Aim:
In the kernel patch thread, how many insertions and deletions does the patch summary report?

Re: [PATCH 2/3] KVM: Emulate MSI-X table in kernel

Marcelo Tosatti <mtosatti@xxxxxxxxxx> · Mon, 17 Jan 2011 09:54:47 -0200

On Thu, Jan 06, 2011 at 06:19:44PM +0800, Sheng Yang wrote:
> Then we can support mask bit operation of assigned devices now.
> 
> Signed-off-by: Sheng Yang <sheng@xxxxxxxxxxxxxxx>
> ---
>  arch/x86/kvm/Makefile    |    2 +-
>  arch/x86/kvm/x86.c       |    8 +-
>  include/linux/kvm.h      |   21 ++++
>  include/linux/kvm_host.h |   25 ++++
>  virt/kvm/assigned-dev.c  |   44 +++++++
>  virt/kvm/kvm_main.c      |   38 ++++++-
>  virt/kvm/msix_mmio.c     |  284 ++++++++++++++++++++++++++++++++++++++++++++++
>  virt/kvm/msix_mmio.h     |   25 ++++
>  8 files changed, 440 insertions(+), 7 deletions(-)
>  create mode 100644 virt/kvm/msix_mmio.c
>  create mode 100644 virt/kvm/msix_mmio.h
> 
> diff --git a/virt/kvm/assigned-dev.c b/virt/kvm/assigned-dev.c
> index ae72ae6..7444dcd 100644
> --- a/virt/kvm/assigned-dev.c
> +++ b/virt/kvm/assigned-dev.c
> @@ -18,6 +18,7 @@
>  #include <linux/interrupt.h>
>  #include <linux/slab.h>
>  #include "irq.h"
> +#include "msix_mmio.h"
>  
>  static struct kvm_assigned_dev_kernel *kvm_find_assigned_dev(struct list_head *head,
>  						      int assigned_dev_id)
> @@ -191,12 +192,25 @@ static void kvm_free_assigned_irq(struct kvm *kvm,
>  	kvm_deassign_irq(kvm, assigned_dev, assigned_dev->irq_requested_type);
>  }
>  
> +static void assigned_device_free_msix_mmio(struct kvm *kvm,
> +				struct kvm_assigned_dev_kernel *adev)
> +{
> +	struct kvm_msix_mmio mmio;
> +
> +	mmio.dev_id = adev->assigned_dev_id;
> +	mmio.type = KVM_MSIX_MMIO_TYPE_ASSIGNED_DEV |
> +		    KVM_MSIX_MMIO_TYPE_BASE_TABLE;
> +	kvm_free_msix_mmio(kvm, &mmio);
> +}
> +
>  static void kvm_free_assigned_device(struct kvm *kvm,
>  				     struct kvm_assigned_dev_kernel
>  				     *assigned_dev)

[Records]

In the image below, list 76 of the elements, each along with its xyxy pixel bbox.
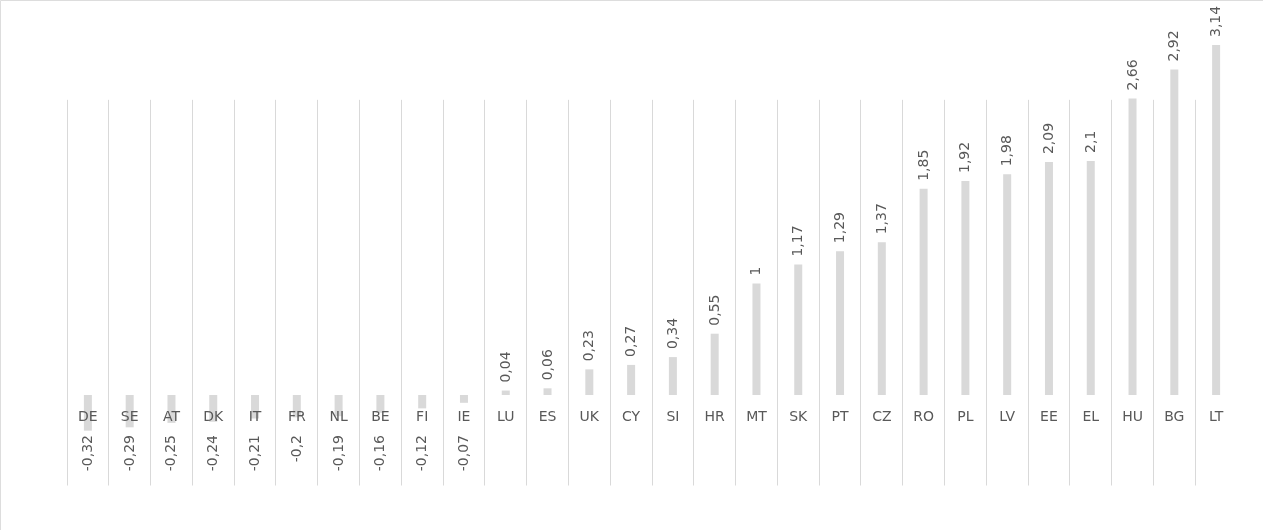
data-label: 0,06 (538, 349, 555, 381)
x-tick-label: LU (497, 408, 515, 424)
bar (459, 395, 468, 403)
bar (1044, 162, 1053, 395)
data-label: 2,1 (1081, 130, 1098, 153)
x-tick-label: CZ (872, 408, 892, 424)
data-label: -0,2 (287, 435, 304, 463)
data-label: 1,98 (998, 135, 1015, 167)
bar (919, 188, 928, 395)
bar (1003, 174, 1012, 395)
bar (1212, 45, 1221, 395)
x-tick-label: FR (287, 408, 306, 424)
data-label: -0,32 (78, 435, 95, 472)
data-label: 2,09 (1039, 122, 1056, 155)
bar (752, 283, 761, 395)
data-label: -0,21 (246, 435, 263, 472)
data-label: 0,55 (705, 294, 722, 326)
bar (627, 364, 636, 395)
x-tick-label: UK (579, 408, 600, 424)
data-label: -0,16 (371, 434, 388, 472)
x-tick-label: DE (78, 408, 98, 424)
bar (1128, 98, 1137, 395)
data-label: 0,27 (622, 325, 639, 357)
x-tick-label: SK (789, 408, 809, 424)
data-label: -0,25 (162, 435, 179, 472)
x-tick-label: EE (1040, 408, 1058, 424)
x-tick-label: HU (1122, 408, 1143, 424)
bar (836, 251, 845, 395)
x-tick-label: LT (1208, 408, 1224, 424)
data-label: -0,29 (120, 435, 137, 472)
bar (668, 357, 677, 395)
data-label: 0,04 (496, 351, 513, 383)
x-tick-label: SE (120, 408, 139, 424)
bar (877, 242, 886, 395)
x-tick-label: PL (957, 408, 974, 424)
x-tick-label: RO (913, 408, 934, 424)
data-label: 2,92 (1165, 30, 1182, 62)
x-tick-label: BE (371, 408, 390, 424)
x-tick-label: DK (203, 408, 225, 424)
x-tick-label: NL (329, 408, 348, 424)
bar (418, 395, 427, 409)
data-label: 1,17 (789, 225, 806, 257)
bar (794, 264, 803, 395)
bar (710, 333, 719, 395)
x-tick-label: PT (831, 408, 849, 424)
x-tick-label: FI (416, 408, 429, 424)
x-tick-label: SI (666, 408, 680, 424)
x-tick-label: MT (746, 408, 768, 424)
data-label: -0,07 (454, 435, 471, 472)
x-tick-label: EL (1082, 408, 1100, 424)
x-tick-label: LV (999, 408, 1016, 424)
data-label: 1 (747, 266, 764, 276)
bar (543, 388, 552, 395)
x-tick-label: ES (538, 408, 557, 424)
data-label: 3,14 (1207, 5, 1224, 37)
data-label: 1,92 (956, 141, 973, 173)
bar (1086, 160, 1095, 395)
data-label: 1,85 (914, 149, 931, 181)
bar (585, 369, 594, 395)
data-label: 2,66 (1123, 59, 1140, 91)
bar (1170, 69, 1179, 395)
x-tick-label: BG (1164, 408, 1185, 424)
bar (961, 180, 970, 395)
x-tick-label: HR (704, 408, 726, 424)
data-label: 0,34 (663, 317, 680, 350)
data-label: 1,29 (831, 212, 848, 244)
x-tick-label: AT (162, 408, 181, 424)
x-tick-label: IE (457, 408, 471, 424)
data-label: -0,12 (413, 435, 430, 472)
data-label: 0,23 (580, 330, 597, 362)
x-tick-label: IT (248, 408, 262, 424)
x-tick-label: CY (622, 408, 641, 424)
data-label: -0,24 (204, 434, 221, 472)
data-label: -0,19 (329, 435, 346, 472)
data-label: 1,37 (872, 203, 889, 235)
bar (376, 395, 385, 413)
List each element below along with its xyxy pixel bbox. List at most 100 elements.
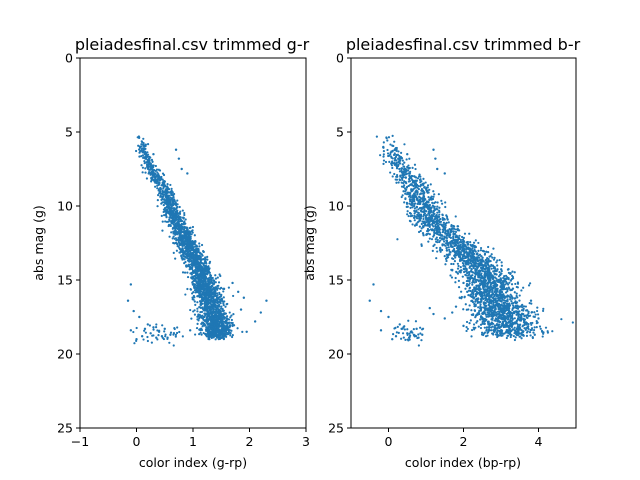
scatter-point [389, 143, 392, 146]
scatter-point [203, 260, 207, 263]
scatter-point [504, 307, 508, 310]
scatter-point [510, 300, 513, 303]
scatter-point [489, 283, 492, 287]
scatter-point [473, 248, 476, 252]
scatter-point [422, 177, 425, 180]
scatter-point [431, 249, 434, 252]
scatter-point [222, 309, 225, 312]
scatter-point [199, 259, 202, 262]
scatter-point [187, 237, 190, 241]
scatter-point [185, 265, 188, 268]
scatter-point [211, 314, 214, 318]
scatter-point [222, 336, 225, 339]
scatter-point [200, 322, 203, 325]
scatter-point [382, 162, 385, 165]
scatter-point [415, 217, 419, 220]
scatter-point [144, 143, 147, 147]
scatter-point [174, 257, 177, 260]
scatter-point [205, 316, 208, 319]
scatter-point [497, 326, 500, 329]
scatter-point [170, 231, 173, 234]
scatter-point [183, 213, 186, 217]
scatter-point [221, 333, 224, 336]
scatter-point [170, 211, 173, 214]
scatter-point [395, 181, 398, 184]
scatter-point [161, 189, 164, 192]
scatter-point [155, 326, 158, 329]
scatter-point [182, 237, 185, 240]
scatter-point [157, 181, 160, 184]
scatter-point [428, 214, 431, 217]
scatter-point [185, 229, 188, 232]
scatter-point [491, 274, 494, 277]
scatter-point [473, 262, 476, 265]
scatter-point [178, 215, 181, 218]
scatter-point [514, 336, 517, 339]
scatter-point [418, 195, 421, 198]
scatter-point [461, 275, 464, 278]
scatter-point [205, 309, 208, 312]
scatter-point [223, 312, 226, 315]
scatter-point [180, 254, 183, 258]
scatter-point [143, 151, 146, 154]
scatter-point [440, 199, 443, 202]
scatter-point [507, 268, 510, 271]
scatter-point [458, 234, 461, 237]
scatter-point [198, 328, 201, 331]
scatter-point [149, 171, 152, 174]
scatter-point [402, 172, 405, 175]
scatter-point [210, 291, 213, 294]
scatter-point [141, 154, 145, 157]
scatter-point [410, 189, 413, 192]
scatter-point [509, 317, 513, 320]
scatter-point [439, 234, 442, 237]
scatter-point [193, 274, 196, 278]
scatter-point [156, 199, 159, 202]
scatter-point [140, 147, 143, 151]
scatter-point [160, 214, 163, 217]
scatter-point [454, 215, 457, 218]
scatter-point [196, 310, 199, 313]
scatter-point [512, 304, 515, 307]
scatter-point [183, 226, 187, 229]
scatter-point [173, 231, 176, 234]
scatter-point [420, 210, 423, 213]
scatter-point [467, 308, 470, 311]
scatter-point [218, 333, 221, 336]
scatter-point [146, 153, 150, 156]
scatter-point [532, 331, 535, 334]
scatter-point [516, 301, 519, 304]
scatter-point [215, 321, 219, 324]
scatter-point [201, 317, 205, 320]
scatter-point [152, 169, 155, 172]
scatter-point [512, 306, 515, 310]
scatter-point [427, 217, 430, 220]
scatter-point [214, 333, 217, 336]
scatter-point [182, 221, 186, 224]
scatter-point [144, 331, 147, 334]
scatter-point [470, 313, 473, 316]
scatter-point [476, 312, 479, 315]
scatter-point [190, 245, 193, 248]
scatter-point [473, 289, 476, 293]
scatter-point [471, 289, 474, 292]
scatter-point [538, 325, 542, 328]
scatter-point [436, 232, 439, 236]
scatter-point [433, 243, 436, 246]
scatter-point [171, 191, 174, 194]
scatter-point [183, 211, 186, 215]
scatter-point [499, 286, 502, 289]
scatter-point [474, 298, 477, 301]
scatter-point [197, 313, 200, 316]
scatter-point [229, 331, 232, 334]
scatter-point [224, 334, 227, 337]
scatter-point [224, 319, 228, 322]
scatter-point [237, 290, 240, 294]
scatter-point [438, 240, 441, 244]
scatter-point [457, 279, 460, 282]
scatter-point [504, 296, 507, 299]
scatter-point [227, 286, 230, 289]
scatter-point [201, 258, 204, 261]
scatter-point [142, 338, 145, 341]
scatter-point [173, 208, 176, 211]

In response:
440 insertions and 7 deletions.